*The exercise:* Pull out each line of the records holding the string "JSON".

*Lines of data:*
-- begin --
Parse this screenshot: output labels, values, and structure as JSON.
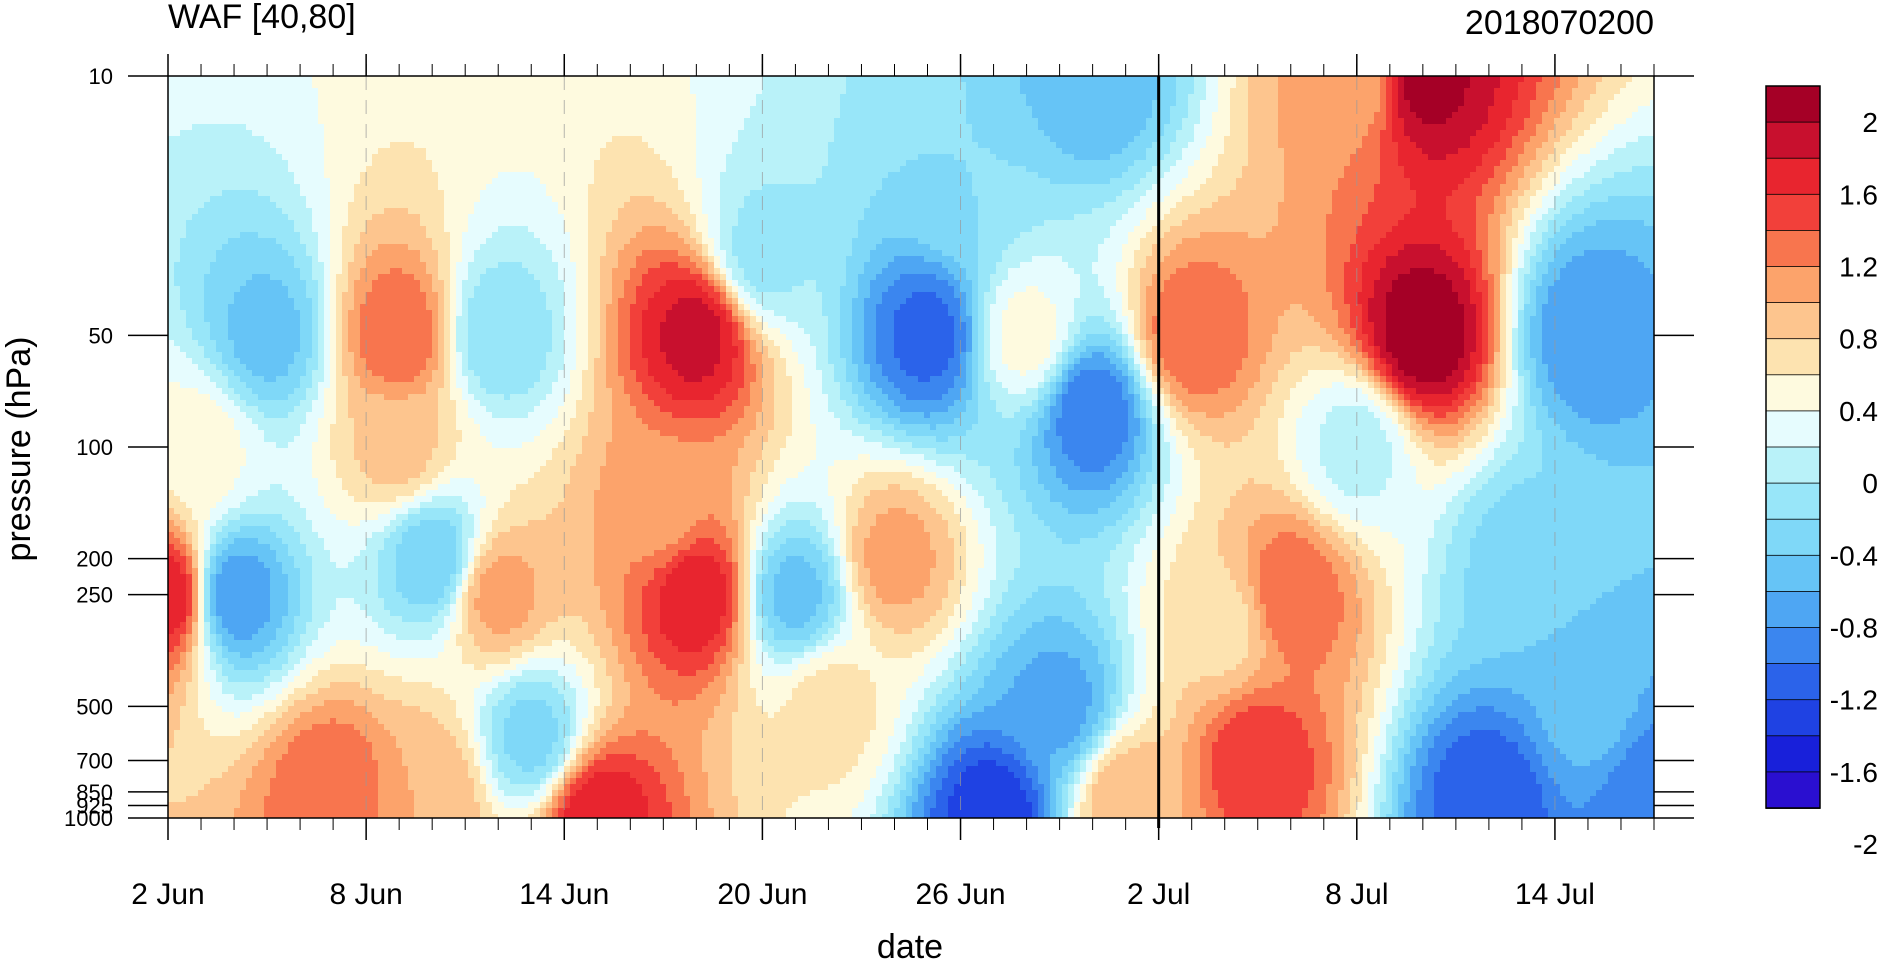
{
  "chart_data": {
    "type": "heatmap",
    "title_left": "WAF [40,80]",
    "title_right": "2018070200",
    "xlabel": "date",
    "ylabel": "pressure (hPa)",
    "x_tick_labels": [
      "2 Jun",
      "8 Jun",
      "14 Jun",
      "20 Jun",
      "26 Jun",
      "2 Jul",
      "8 Jul",
      "14 Jul"
    ],
    "x_range": [
      "2 Jun",
      "17 Jul"
    ],
    "y_tick_labels": [
      "10",
      "50",
      "100",
      "200",
      "250",
      "500",
      "700",
      "850",
      "925",
      "1000"
    ],
    "y_range": [
      1000,
      10
    ],
    "y_scale": "log",
    "vertical_marker_at": "2 Jul",
    "colorbar": {
      "tick_labels": [
        "2",
        "1.6",
        "1.2",
        "0.8",
        "0.4",
        "0",
        "-0.4",
        "-0.8",
        "-1.2",
        "-1.6",
        "-2"
      ],
      "levels": [
        -2.2,
        -2.0,
        -1.8,
        -1.6,
        -1.4,
        -1.2,
        -1.0,
        -0.8,
        -0.6,
        -0.4,
        -0.2,
        0,
        0.2,
        0.4,
        0.6,
        0.8,
        1.0,
        1.2,
        1.4,
        1.6,
        1.8,
        2.0,
        2.2
      ],
      "colors": [
        "#a50026",
        "#c8102e",
        "#e8252f",
        "#f2403a",
        "#f8754e",
        "#fca36b",
        "#fdc58e",
        "#fde3b0",
        "#fefadf",
        "#e6fcfe",
        "#b9f2f9",
        "#98e6f9",
        "#7fd8f8",
        "#66c4f6",
        "#4ea6f3",
        "#3b86ef",
        "#2b63ea",
        "#1f42e3",
        "#1820da",
        "#2a0fd0"
      ]
    },
    "grid": false,
    "legend": "colorbar-right",
    "centers": [
      {
        "date": "3 Jun",
        "p": 100,
        "v": 0.1
      },
      {
        "date": "2 Jun",
        "p": 250,
        "v": 1.4
      },
      {
        "date": "4 Jun",
        "p": 250,
        "v": -1.2
      },
      {
        "date": "5 Jun",
        "p": 50,
        "v": -0.9
      },
      {
        "date": "7 Jun",
        "p": 850,
        "v": 1.0
      },
      {
        "date": "9 Jun",
        "p": 50,
        "v": 1.0
      },
      {
        "date": "9 Jun",
        "p": 100,
        "v": 0.5
      },
      {
        "date": "10 Jun",
        "p": 200,
        "v": -0.8
      },
      {
        "date": "12 Jun",
        "p": 250,
        "v": 0.7
      },
      {
        "date": "10 Jun",
        "p": 850,
        "v": 0.6
      },
      {
        "date": "13 Jun",
        "p": 600,
        "v": -0.7
      },
      {
        "date": "12 Jun",
        "p": 50,
        "v": -0.6
      },
      {
        "date": "15 Jun",
        "p": 1000,
        "v": 1.4
      },
      {
        "date": "18 Jun",
        "p": 50,
        "v": 1.5
      },
      {
        "date": "18 Jun",
        "p": 250,
        "v": 1.4
      },
      {
        "date": "17 Jun",
        "p": 150,
        "v": 0.7
      },
      {
        "date": "21 Jun",
        "p": 250,
        "v": -0.9
      },
      {
        "date": "20 Jun",
        "p": 30,
        "v": -0.5
      },
      {
        "date": "24 Jun",
        "p": 200,
        "v": 0.7
      },
      {
        "date": "22 Jun",
        "p": 500,
        "v": 0.3
      },
      {
        "date": "25 Jun",
        "p": 50,
        "v": -1.5
      },
      {
        "date": "26 Jun",
        "p": 20,
        "v": -0.6
      },
      {
        "date": "28 Jun",
        "p": 50,
        "v": 0.1
      },
      {
        "date": "29 Jun",
        "p": 500,
        "v": -1.1
      },
      {
        "date": "27 Jun",
        "p": 1000,
        "v": -1.8
      },
      {
        "date": "30 Jun",
        "p": 80,
        "v": -1.4
      },
      {
        "date": "30 Jun",
        "p": 10,
        "v": -1.0
      },
      {
        "date": "1 Jul",
        "p": 900,
        "v": 0.6
      },
      {
        "date": "3 Jul",
        "p": 50,
        "v": 1.0
      },
      {
        "date": "4 Jul",
        "p": 300,
        "v": 0.3
      },
      {
        "date": "5 Jul",
        "p": 700,
        "v": 1.2
      },
      {
        "date": "6 Jul",
        "p": 250,
        "v": 1.0
      },
      {
        "date": "10 Jul",
        "p": 50,
        "v": 1.8
      },
      {
        "date": "10 Jul",
        "p": 10,
        "v": 1.7
      },
      {
        "date": "8 Jul",
        "p": 10,
        "v": 0.6
      },
      {
        "date": "13 Jul",
        "p": 200,
        "v": -0.7
      },
      {
        "date": "15 Jul",
        "p": 50,
        "v": -1.2
      },
      {
        "date": "12 Jul",
        "p": 900,
        "v": -1.6
      },
      {
        "date": "17 Jul",
        "p": 900,
        "v": -1.4
      },
      {
        "date": "15 Jul",
        "p": 500,
        "v": -0.9
      },
      {
        "date": "8 Jul",
        "p": 100,
        "v": -0.3
      }
    ]
  }
}
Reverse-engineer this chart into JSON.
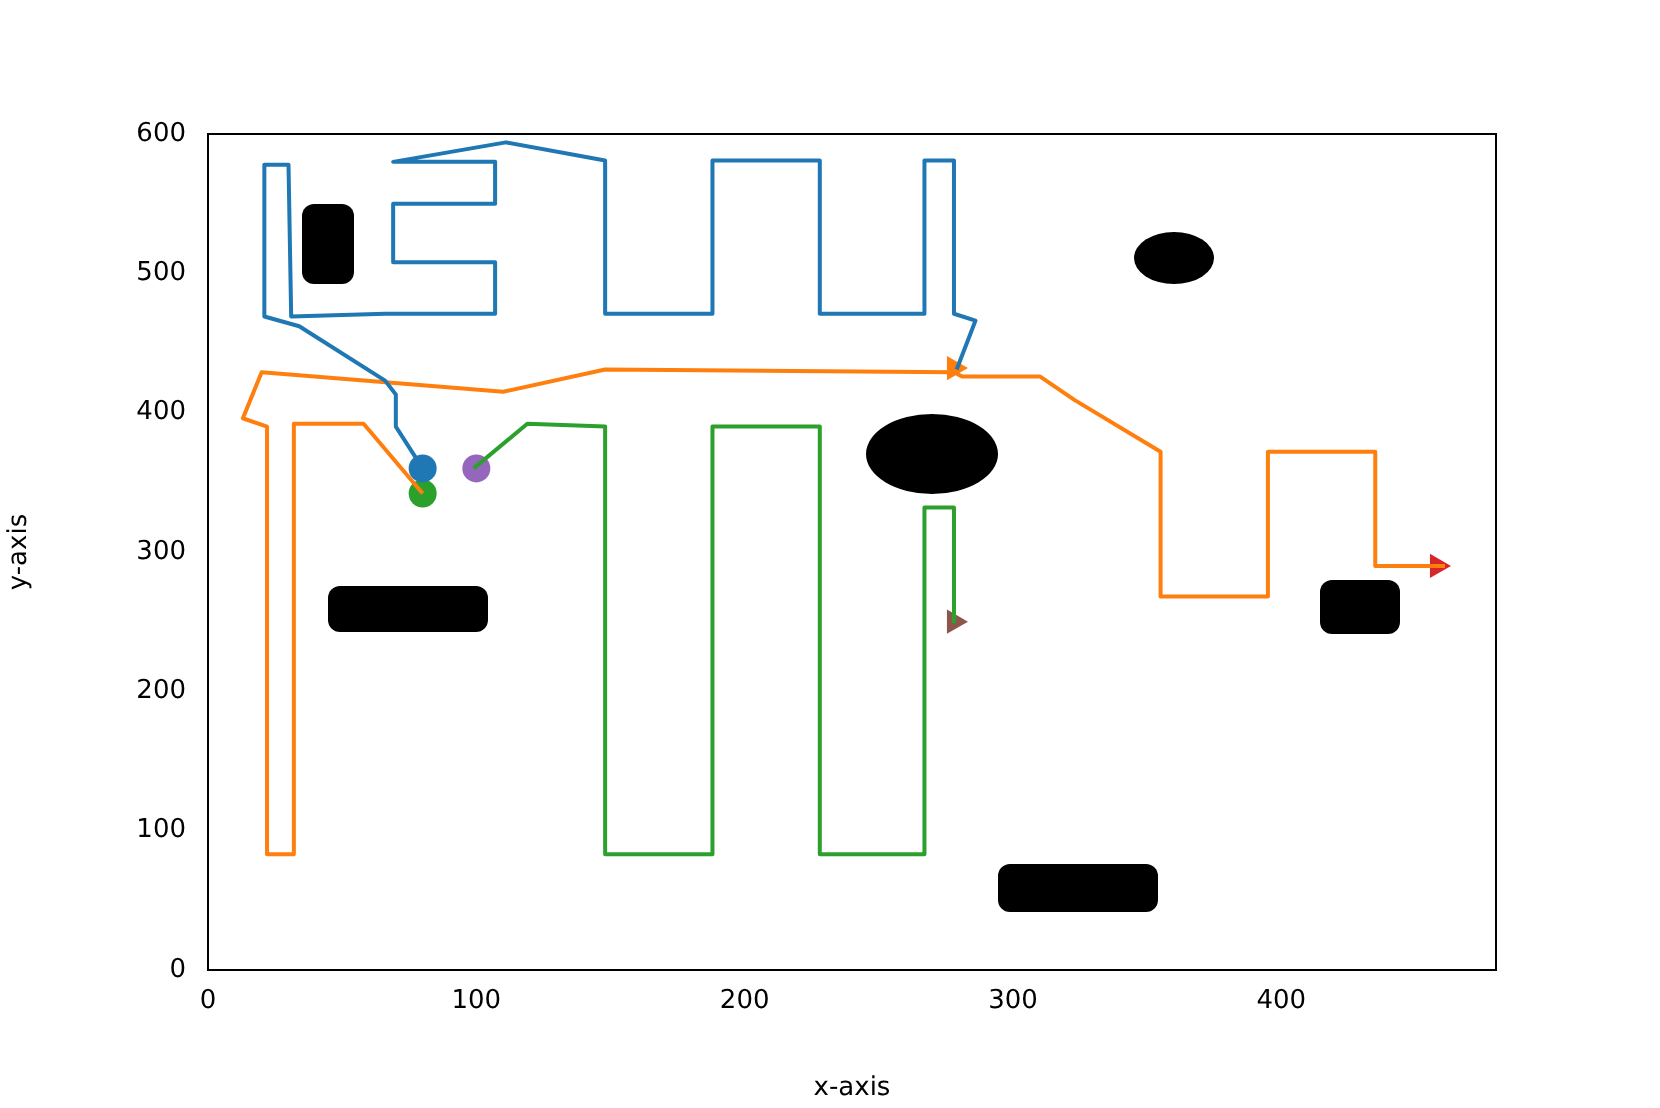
{
  "chart_data": {
    "type": "line",
    "xlabel": "x-axis",
    "ylabel": "y-axis",
    "xlim": [
      0,
      480
    ],
    "ylim": [
      0,
      600
    ],
    "xticks": [
      0,
      100,
      200,
      300,
      400
    ],
    "yticks": [
      0,
      100,
      200,
      300,
      400,
      500,
      600
    ],
    "grid": false,
    "legend": false,
    "line_style": "solid",
    "series": [
      {
        "color": "#1f77b4",
        "marker": "none",
        "x": [
          80,
          70,
          70,
          66,
          34,
          21,
          21,
          30,
          31,
          66,
          107,
          107,
          69,
          69,
          107,
          107,
          69,
          111,
          148,
          148,
          188,
          188,
          228,
          228,
          267,
          267,
          278,
          278,
          286,
          279
        ],
        "values": [
          360,
          390,
          413,
          423,
          462,
          469,
          578,
          578,
          469,
          471,
          471,
          508,
          508,
          550,
          550,
          580,
          580,
          594,
          581,
          471,
          471,
          581,
          581,
          471,
          471,
          581,
          581,
          471,
          466,
          431
        ]
      },
      {
        "color": "#ff7f0e",
        "marker": "none",
        "x": [
          80,
          58,
          32,
          32,
          22,
          22,
          13,
          20,
          110,
          148,
          278,
          281,
          310,
          323,
          355,
          355,
          395,
          395,
          435,
          435,
          461
        ],
        "values": [
          342,
          392,
          392,
          83,
          83,
          390,
          396,
          429,
          415,
          431,
          429,
          426,
          426,
          409,
          372,
          268,
          268,
          372,
          372,
          290,
          290
        ]
      },
      {
        "color": "#2ca02c",
        "marker": "none",
        "x": [
          99,
          119,
          148,
          148,
          188,
          188,
          228,
          228,
          267,
          267,
          278,
          278
        ],
        "values": [
          360,
          392,
          390,
          83,
          83,
          390,
          390,
          83,
          83,
          332,
          332,
          250
        ]
      },
      {
        "type": "scatter",
        "color": "#1f77b4",
        "marker": "circle",
        "x": [
          80
        ],
        "values": [
          360
        ]
      },
      {
        "type": "scatter",
        "color": "#ff7f0e",
        "marker": "triangle",
        "x": [
          278
        ],
        "values": [
          432
        ]
      },
      {
        "type": "scatter",
        "color": "#2ca02c",
        "marker": "circle",
        "x": [
          80
        ],
        "values": [
          342
        ]
      },
      {
        "type": "scatter",
        "color": "#d62728",
        "marker": "triangle",
        "x": [
          458
        ],
        "values": [
          290
        ]
      },
      {
        "type": "scatter",
        "color": "#9467bd",
        "marker": "circle",
        "x": [
          100
        ],
        "values": [
          360
        ]
      },
      {
        "type": "scatter",
        "color": "#8c564b",
        "marker": "triangle",
        "x": [
          278
        ],
        "values": [
          250
        ]
      }
    ]
  }
}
-- end --
*Solution:*
Parse this screenshot: output labels, values, and structure as JSON.
Reverse-engineer this chart into JSON.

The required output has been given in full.